Records to process
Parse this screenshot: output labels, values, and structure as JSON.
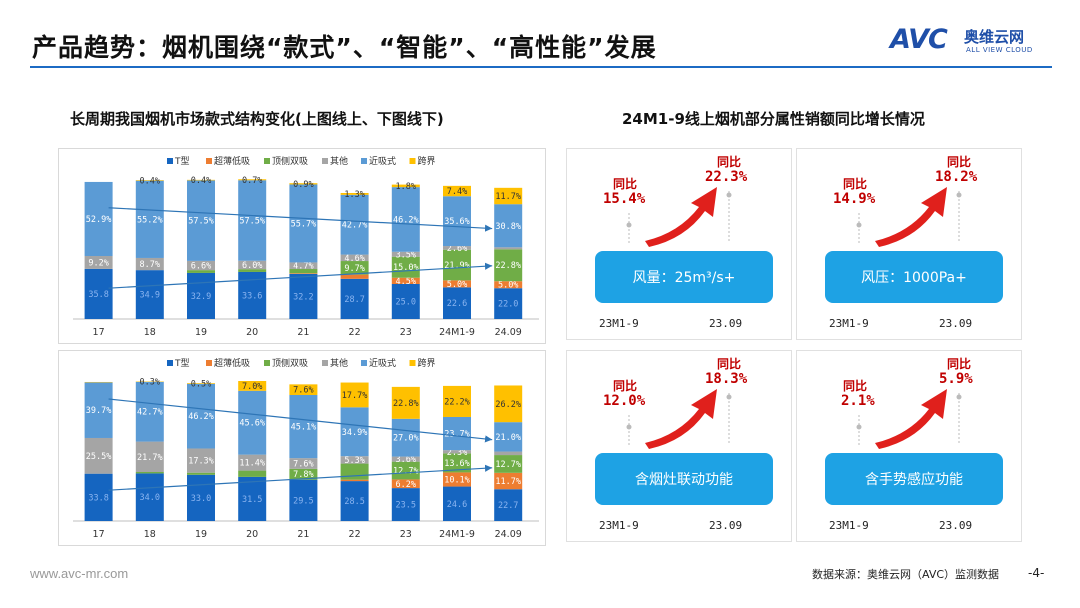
{
  "header": {
    "title": "产品趋势：烟机围绕“款式”、“智能”、“高性能”发展"
  },
  "logo": {
    "mark": "AVC",
    "cn": "奥维云网",
    "en": "ALL VIEW CLOUD"
  },
  "left_title": "长周期我国烟机市场款式结构变化(上图线上、下图线下)",
  "right_title": "24M1-9线上烟机部分属性销额同比增长情况",
  "legend": [
    "T型",
    "超薄低吸",
    "顶侧双吸",
    "其他",
    "近吸式",
    "跨界"
  ],
  "colors": {
    "t": "#1565c0",
    "thin": "#ed7d31",
    "side": "#70ad47",
    "other": "#a5a5a5",
    "near": "#5b9bd5",
    "cross": "#ffc000",
    "accent": "#1c6bc4",
    "red": "#c00000",
    "pill": "#1ea2e4"
  },
  "chart_data": [
    {
      "type": "bar",
      "stacked": true,
      "title": "线上",
      "categories": [
        "17",
        "18",
        "19",
        "20",
        "21",
        "22",
        "23",
        "24M1-9",
        "24.09"
      ],
      "series": [
        {
          "name": "T型",
          "values": [
            35.8,
            34.9,
            32.9,
            33.6,
            32.2,
            28.7,
            25.0,
            22.6,
            22.0
          ]
        },
        {
          "name": "超薄低吸",
          "values": [
            0,
            0,
            0,
            0,
            0.5,
            3.0,
            4.5,
            5.0,
            5.0
          ]
        },
        {
          "name": "顶侧双吸",
          "values": [
            0,
            0,
            2.0,
            2.0,
            3.0,
            9.7,
            15.0,
            21.9,
            22.8
          ]
        },
        {
          "name": "其他",
          "values": [
            9.2,
            8.7,
            6.6,
            6.0,
            4.7,
            4.6,
            3.5,
            2.6,
            1.4
          ]
        },
        {
          "name": "近吸式",
          "values": [
            52.9,
            55.2,
            57.5,
            57.5,
            55.7,
            42.7,
            46.2,
            35.6,
            30.8
          ]
        },
        {
          "name": "跨界",
          "values": [
            0,
            0.4,
            0.4,
            0.7,
            0.9,
            1.3,
            1.8,
            7.4,
            11.7
          ]
        }
      ],
      "data_labels": [
        [
          "35.8",
          "",
          "",
          "9.2%",
          "52.9%",
          ""
        ],
        [
          "34.9",
          "",
          "",
          "8.7%",
          "55.2%",
          "0.4%"
        ],
        [
          "32.9",
          "",
          "",
          "6.6%",
          "57.5%",
          "0.4%"
        ],
        [
          "33.6",
          "",
          "",
          "6.0%",
          "57.5%",
          "0.7%"
        ],
        [
          "32.2",
          "",
          "",
          "4.7%",
          "55.7%",
          "0.9%"
        ],
        [
          "28.7",
          "",
          "9.7%",
          "4.6%",
          "42.7%",
          "1.3%"
        ],
        [
          "25.0",
          "4.5%",
          "15.0%",
          "3.5%",
          "46.2%",
          "1.8%"
        ],
        [
          "22.6",
          "5.0%",
          "21.9%",
          "2.6%",
          "35.6%",
          "7.4%"
        ],
        [
          "22.0",
          "5.0%",
          "22.8%",
          "",
          "30.8%",
          "11.7%"
        ]
      ],
      "ylim": [
        0,
        100
      ]
    },
    {
      "type": "bar",
      "stacked": true,
      "title": "线下",
      "categories": [
        "17",
        "18",
        "19",
        "20",
        "21",
        "22",
        "23",
        "24M1-9",
        "24.09"
      ],
      "series": [
        {
          "name": "T型",
          "values": [
            33.8,
            34.0,
            33.0,
            31.5,
            29.5,
            28.5,
            23.5,
            24.6,
            22.7
          ]
        },
        {
          "name": "超薄低吸",
          "values": [
            0,
            0,
            0,
            0,
            0,
            1.0,
            6.2,
            10.1,
            11.7
          ]
        },
        {
          "name": "顶侧双吸",
          "values": [
            0,
            1.0,
            1.5,
            4.5,
            7.8,
            11.5,
            12.7,
            13.6,
            12.7
          ]
        },
        {
          "name": "其他",
          "values": [
            25.5,
            21.7,
            17.3,
            11.4,
            7.6,
            5.3,
            3.6,
            2.3,
            2.5
          ]
        },
        {
          "name": "近吸式",
          "values": [
            39.7,
            42.7,
            46.2,
            45.6,
            45.1,
            34.9,
            27.0,
            23.7,
            21.0
          ]
        },
        {
          "name": "跨界",
          "values": [
            0.3,
            0.3,
            0.5,
            7.0,
            7.6,
            17.7,
            22.8,
            22.2,
            26.2
          ]
        }
      ],
      "data_labels": [
        [
          "33.8",
          "",
          "",
          "25.5%",
          "39.7%",
          ""
        ],
        [
          "34.0",
          "",
          "",
          "21.7%",
          "42.7%",
          "0.3%"
        ],
        [
          "33.0",
          "",
          "",
          "17.3%",
          "46.2%",
          "0.5%"
        ],
        [
          "31.5",
          "",
          "",
          "11.4%",
          "45.6%",
          "7.0%"
        ],
        [
          "29.5",
          "",
          "7.8%",
          "7.6%",
          "45.1%",
          "7.6%"
        ],
        [
          "28.5",
          "",
          "",
          "5.3%",
          "34.9%",
          "17.7%"
        ],
        [
          "23.5",
          "6.2%",
          "12.7%",
          "3.6%",
          "27.0%",
          "22.8%"
        ],
        [
          "24.6",
          "10.1%",
          "13.6%",
          "2.3%",
          "23.7%",
          "22.2%"
        ],
        [
          "22.7",
          "11.7%",
          "12.7%",
          "",
          "21.0%",
          "26.2%"
        ]
      ],
      "ylim": [
        0,
        100
      ]
    }
  ],
  "cards": [
    {
      "lbl_a": "同比",
      "val_a": "15.4%",
      "lbl_b": "同比",
      "val_b": "22.3%",
      "pill": "风量：25m³/s+",
      "yr_a": "23M1-9",
      "yr_b": "23.09"
    },
    {
      "lbl_a": "同比",
      "val_a": "14.9%",
      "lbl_b": "同比",
      "val_b": "18.2%",
      "pill": "风压：1000Pa+",
      "yr_a": "23M1-9",
      "yr_b": "23.09"
    },
    {
      "lbl_a": "同比",
      "val_a": "12.0%",
      "lbl_b": "同比",
      "val_b": "18.3%",
      "pill": "含烟灶联动功能",
      "yr_a": "23M1-9",
      "yr_b": "23.09"
    },
    {
      "lbl_a": "同比",
      "val_a": "2.1%",
      "lbl_b": "同比",
      "val_b": "5.9%",
      "pill": "含手势感应功能",
      "yr_a": "23M1-9",
      "yr_b": "23.09"
    }
  ],
  "footer": {
    "url": "www.avc-mr.com",
    "source": "数据来源：奥维云网（AVC）监测数据",
    "page": "-4-"
  }
}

What you are asked to do
Working from the material above, transcribe it exactly while omitting pictures.

Written solution
Parse this screenshot: output labels, values, and structure as JSON.
{
  "header": {
    "title": "产品趋势：烟机围绕“款式”、“智能”、“高性能”发展"
  },
  "logo": {
    "mark": "AVC",
    "cn": "奥维云网",
    "en": "ALL VIEW CLOUD"
  },
  "left_title": "长周期我国烟机市场款式结构变化(上图线上、下图线下)",
  "right_title": "24M1-9线上烟机部分属性销额同比增长情况",
  "legend": [
    "T型",
    "超薄低吸",
    "顶侧双吸",
    "其他",
    "近吸式",
    "跨界"
  ],
  "colors": {
    "t": "#1565c0",
    "thin": "#ed7d31",
    "side": "#70ad47",
    "other": "#a5a5a5",
    "near": "#5b9bd5",
    "cross": "#ffc000",
    "accent": "#1c6bc4",
    "red": "#c00000",
    "pill": "#1ea2e4"
  },
  "chart_data": [
    {
      "type": "bar",
      "stacked": true,
      "title": "线上",
      "categories": [
        "17",
        "18",
        "19",
        "20",
        "21",
        "22",
        "23",
        "24M1-9",
        "24.09"
      ],
      "series": [
        {
          "name": "T型",
          "values": [
            35.8,
            34.9,
            32.9,
            33.6,
            32.2,
            28.7,
            25.0,
            22.6,
            22.0
          ]
        },
        {
          "name": "超薄低吸",
          "values": [
            0,
            0,
            0,
            0,
            0.5,
            3.0,
            4.5,
            5.0,
            5.0
          ]
        },
        {
          "name": "顶侧双吸",
          "values": [
            0,
            0,
            2.0,
            2.0,
            3.0,
            9.7,
            15.0,
            21.9,
            22.8
          ]
        },
        {
          "name": "其他",
          "values": [
            9.2,
            8.7,
            6.6,
            6.0,
            4.7,
            4.6,
            3.5,
            2.6,
            1.4
          ]
        },
        {
          "name": "近吸式",
          "values": [
            52.9,
            55.2,
            57.5,
            57.5,
            55.7,
            42.7,
            46.2,
            35.6,
            30.8
          ]
        },
        {
          "name": "跨界",
          "values": [
            0,
            0.4,
            0.4,
            0.7,
            0.9,
            1.3,
            1.8,
            7.4,
            11.7
          ]
        }
      ],
      "data_labels": [
        [
          "35.8",
          "",
          "",
          "9.2%",
          "52.9%",
          ""
        ],
        [
          "34.9",
          "",
          "",
          "8.7%",
          "55.2%",
          "0.4%"
        ],
        [
          "32.9",
          "",
          "",
          "6.6%",
          "57.5%",
          "0.4%"
        ],
        [
          "33.6",
          "",
          "",
          "6.0%",
          "57.5%",
          "0.7%"
        ],
        [
          "32.2",
          "",
          "",
          "4.7%",
          "55.7%",
          "0.9%"
        ],
        [
          "28.7",
          "",
          "9.7%",
          "4.6%",
          "42.7%",
          "1.3%"
        ],
        [
          "25.0",
          "4.5%",
          "15.0%",
          "3.5%",
          "46.2%",
          "1.8%"
        ],
        [
          "22.6",
          "5.0%",
          "21.9%",
          "2.6%",
          "35.6%",
          "7.4%"
        ],
        [
          "22.0",
          "5.0%",
          "22.8%",
          "",
          "30.8%",
          "11.7%"
        ]
      ],
      "ylim": [
        0,
        100
      ]
    },
    {
      "type": "bar",
      "stacked": true,
      "title": "线下",
      "categories": [
        "17",
        "18",
        "19",
        "20",
        "21",
        "22",
        "23",
        "24M1-9",
        "24.09"
      ],
      "series": [
        {
          "name": "T型",
          "values": [
            33.8,
            34.0,
            33.0,
            31.5,
            29.5,
            28.5,
            23.5,
            24.6,
            22.7
          ]
        },
        {
          "name": "超薄低吸",
          "values": [
            0,
            0,
            0,
            0,
            0,
            1.0,
            6.2,
            10.1,
            11.7
          ]
        },
        {
          "name": "顶侧双吸",
          "values": [
            0,
            1.0,
            1.5,
            4.5,
            7.8,
            11.5,
            12.7,
            13.6,
            12.7
          ]
        },
        {
          "name": "其他",
          "values": [
            25.5,
            21.7,
            17.3,
            11.4,
            7.6,
            5.3,
            3.6,
            2.3,
            2.5
          ]
        },
        {
          "name": "近吸式",
          "values": [
            39.7,
            42.7,
            46.2,
            45.6,
            45.1,
            34.9,
            27.0,
            23.7,
            21.0
          ]
        },
        {
          "name": "跨界",
          "values": [
            0.3,
            0.3,
            0.5,
            7.0,
            7.6,
            17.7,
            22.8,
            22.2,
            26.2
          ]
        }
      ],
      "data_labels": [
        [
          "33.8",
          "",
          "",
          "25.5%",
          "39.7%",
          ""
        ],
        [
          "34.0",
          "",
          "",
          "21.7%",
          "42.7%",
          "0.3%"
        ],
        [
          "33.0",
          "",
          "",
          "17.3%",
          "46.2%",
          "0.5%"
        ],
        [
          "31.5",
          "",
          "",
          "11.4%",
          "45.6%",
          "7.0%"
        ],
        [
          "29.5",
          "",
          "7.8%",
          "7.6%",
          "45.1%",
          "7.6%"
        ],
        [
          "28.5",
          "",
          "",
          "5.3%",
          "34.9%",
          "17.7%"
        ],
        [
          "23.5",
          "6.2%",
          "12.7%",
          "3.6%",
          "27.0%",
          "22.8%"
        ],
        [
          "24.6",
          "10.1%",
          "13.6%",
          "2.3%",
          "23.7%",
          "22.2%"
        ],
        [
          "22.7",
          "11.7%",
          "12.7%",
          "",
          "21.0%",
          "26.2%"
        ]
      ],
      "ylim": [
        0,
        100
      ]
    }
  ],
  "cards": [
    {
      "lbl_a": "同比",
      "val_a": "15.4%",
      "lbl_b": "同比",
      "val_b": "22.3%",
      "pill": "风量：25m³/s+",
      "yr_a": "23M1-9",
      "yr_b": "23.09"
    },
    {
      "lbl_a": "同比",
      "val_a": "14.9%",
      "lbl_b": "同比",
      "val_b": "18.2%",
      "pill": "风压：1000Pa+",
      "yr_a": "23M1-9",
      "yr_b": "23.09"
    },
    {
      "lbl_a": "同比",
      "val_a": "12.0%",
      "lbl_b": "同比",
      "val_b": "18.3%",
      "pill": "含烟灶联动功能",
      "yr_a": "23M1-9",
      "yr_b": "23.09"
    },
    {
      "lbl_a": "同比",
      "val_a": "2.1%",
      "lbl_b": "同比",
      "val_b": "5.9%",
      "pill": "含手势感应功能",
      "yr_a": "23M1-9",
      "yr_b": "23.09"
    }
  ],
  "footer": {
    "url": "www.avc-mr.com",
    "source": "数据来源：奥维云网（AVC）监测数据",
    "page": "-4-"
  }
}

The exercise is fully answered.